◆ **What to produce**: Each record needs to be echoed exactly; can you do that?

◆ **Recorded data**:
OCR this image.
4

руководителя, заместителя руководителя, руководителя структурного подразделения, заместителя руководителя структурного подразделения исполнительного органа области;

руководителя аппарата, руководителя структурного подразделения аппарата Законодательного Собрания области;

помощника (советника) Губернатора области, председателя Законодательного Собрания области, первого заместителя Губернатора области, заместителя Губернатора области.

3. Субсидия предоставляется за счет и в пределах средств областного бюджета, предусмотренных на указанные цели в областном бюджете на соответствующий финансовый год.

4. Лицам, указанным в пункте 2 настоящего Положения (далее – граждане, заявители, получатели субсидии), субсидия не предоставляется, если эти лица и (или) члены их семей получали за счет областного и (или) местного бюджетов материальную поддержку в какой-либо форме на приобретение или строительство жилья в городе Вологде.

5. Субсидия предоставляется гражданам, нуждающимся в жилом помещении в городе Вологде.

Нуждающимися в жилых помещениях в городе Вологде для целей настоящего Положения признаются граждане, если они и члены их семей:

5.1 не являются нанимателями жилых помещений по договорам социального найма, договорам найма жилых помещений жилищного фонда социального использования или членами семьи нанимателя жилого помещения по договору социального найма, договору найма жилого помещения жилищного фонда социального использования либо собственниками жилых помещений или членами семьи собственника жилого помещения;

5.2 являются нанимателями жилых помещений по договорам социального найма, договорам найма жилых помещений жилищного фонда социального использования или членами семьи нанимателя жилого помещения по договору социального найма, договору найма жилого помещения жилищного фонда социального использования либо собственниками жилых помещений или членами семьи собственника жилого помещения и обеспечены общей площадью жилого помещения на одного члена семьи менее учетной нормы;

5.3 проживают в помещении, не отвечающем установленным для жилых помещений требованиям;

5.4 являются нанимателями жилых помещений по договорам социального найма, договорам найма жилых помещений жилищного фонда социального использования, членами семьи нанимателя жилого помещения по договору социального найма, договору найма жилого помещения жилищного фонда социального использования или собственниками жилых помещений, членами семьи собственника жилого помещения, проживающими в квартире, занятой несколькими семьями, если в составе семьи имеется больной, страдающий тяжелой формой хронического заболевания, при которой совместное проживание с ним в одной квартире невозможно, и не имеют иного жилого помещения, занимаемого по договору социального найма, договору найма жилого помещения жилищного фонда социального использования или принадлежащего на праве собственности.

◆ **Completed exercise**:
OCR this image.
4

руководителя, заместителя руководителя, руководителя структурного подразделения, заместителя руководителя структурного подразделения исполнительного органа области;

руководителя аппарата, руководителя структурного подразделения аппарата Законодательного Собрания области;

помощника (советника) Губернатора области, председателя Законодательного Собрания области, первого заместителя Губернатора области, заместителя Губернатора области.

3. Субсидия предоставляется за счет и в пределах средств областного бюджета, предусмотренных на указанные цели в областном бюджете на соответствующий финансовый год.

4. Лицам, указанным в пункте 2 настоящего Положения (далее – граждане, заявители, получатели субсидии), субсидия не предоставляется, если эти лица и (или) члены их семей получали за счет областного и (или) местного бюджетов материальную поддержку в какой-либо форме на приобретение или строительство жилья в городе Вологде.

5. Субсидия предоставляется гражданам, нуждающимся в жилом помещении в городе Вологде.

Нуждающимися в жилых помещениях в городе Вологде для целей настоящего Положения признаются граждане, если они и члены их семей:

5.1 не являются нанимателями жилых помещений по договорам социального найма, договорам найма жилых помещений жилищного фонда социального использования или членами семьи нанимателя жилого помещения по договору социального найма, договору найма жилого помещения жилищного фонда социального использования либо собственниками жилых помещений или членами семьи собственника жилого помещения;

5.2 являются нанимателями жилых помещений по договорам социального найма, договорам найма жилых помещений жилищного фонда социального использования или членами семьи нанимателя жилого помещения по договору социального найма, договору найма жилого помещения жилищного фонда социального использования либо собственниками жилых помещений или членами семьи собственника жилого помещения и обеспечены общей площадью жилого помещения на одного члена семьи менее учетной нормы;

5.3 проживают в помещении, не отвечающем установленным для жилых помещений требованиям;

5.4 являются нанимателями жилых помещений по договорам социального найма, договорам найма жилых помещений жилищного фонда социального использования, членами семьи нанимателя жилого помещения по договору социального найма, договору найма жилого помещения жилищного фонда социального использования или собственниками жилых помещений, членами семьи собственника жилого помещения, проживающими в квартире, занятой несколькими семьями, если в составе семьи имеется больной, страдающий тяжелой формой хронического заболевания, при которой совместное проживание с ним в одной квартире невозможно, и не имеют иного жилого помещения, занимаемого по договору социального найма, договору найма жилого помещения жилищного фонда социального использования или принадлежащего на праве собственности.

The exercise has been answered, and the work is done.